> [Provided data]:

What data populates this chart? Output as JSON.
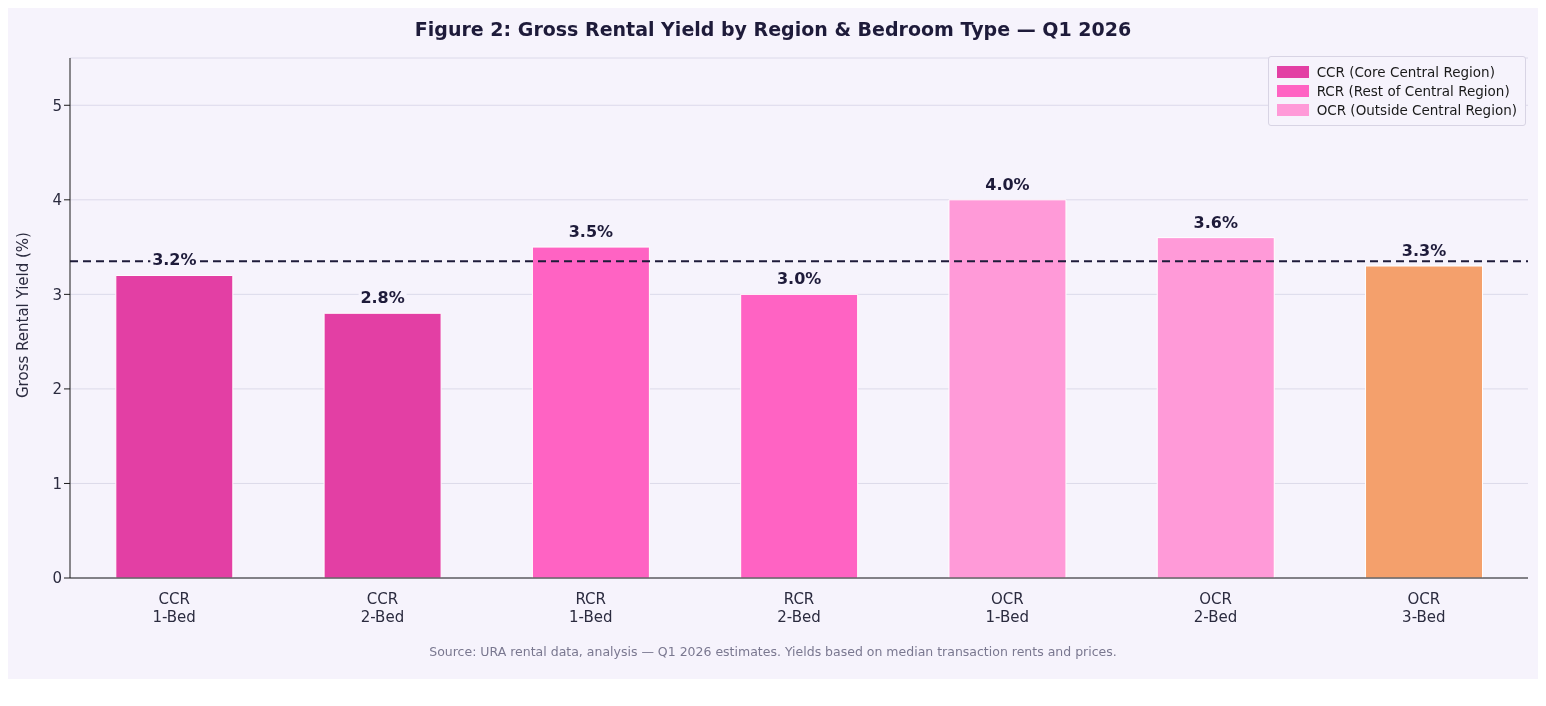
{
  "chart_data": {
    "type": "bar",
    "title": "Figure 2: Gross Rental Yield by Region & Bedroom Type — Q1 2026",
    "ylabel": "Gross Rental Yield (%)",
    "categories": [
      "CCR\n1-Bed",
      "CCR\n2-Bed",
      "RCR\n1-Bed",
      "RCR\n2-Bed",
      "OCR\n1-Bed",
      "OCR\n2-Bed",
      "OCR\n3-Bed"
    ],
    "stacked": true,
    "series": [
      {
        "name": "CCR (Core Central Region)",
        "color": "#e33fa4",
        "values": [
          3.2,
          2.8,
          null,
          null,
          null,
          null,
          null
        ],
        "value_labels": [
          "3.2%",
          "2.8%",
          null,
          null,
          null,
          null,
          null
        ]
      },
      {
        "name": "RCR (Rest of Central Region)",
        "color": "#ff63c3",
        "values": [
          null,
          null,
          3.5,
          3.0,
          null,
          null,
          null
        ],
        "value_labels": [
          null,
          null,
          "3.5%",
          "3.0%",
          null,
          null,
          null
        ]
      },
      {
        "name": "OCR (Outside Central Region)",
        "color": "#ff9ad8",
        "values": [
          null,
          null,
          null,
          null,
          4.0,
          3.6,
          null
        ],
        "value_labels": [
          null,
          null,
          null,
          null,
          "4.0%",
          "3.6%",
          null
        ]
      },
      {
        "color": "#f4a06c",
        "values": [
          null,
          null,
          null,
          null,
          null,
          null,
          3.3
        ],
        "value_labels": [
          null,
          null,
          null,
          null,
          null,
          null,
          "3.3%"
        ]
      }
    ],
    "ylim": [
      0,
      5.5
    ],
    "yticks": [
      0,
      1,
      2,
      3,
      4,
      5
    ],
    "grid": "y",
    "legend": "top right",
    "ref_lines": [
      {
        "axis": "y",
        "value": 3.35,
        "color": "#1e1b3a",
        "line_style": "dashed"
      }
    ],
    "annotations": [
      "Source: URA rental data, analysis — Q1 2026 estimates. Yields based on median transaction rents and prices."
    ]
  }
}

> [Work to do]: Look through the entries and return every line where "Central" appears.

> [Exercise result]:
        "name": "CCR (Core Central Region)",
        "name": "RCR (Rest of Central Region)",
        "name": "OCR (Outside Central Region)",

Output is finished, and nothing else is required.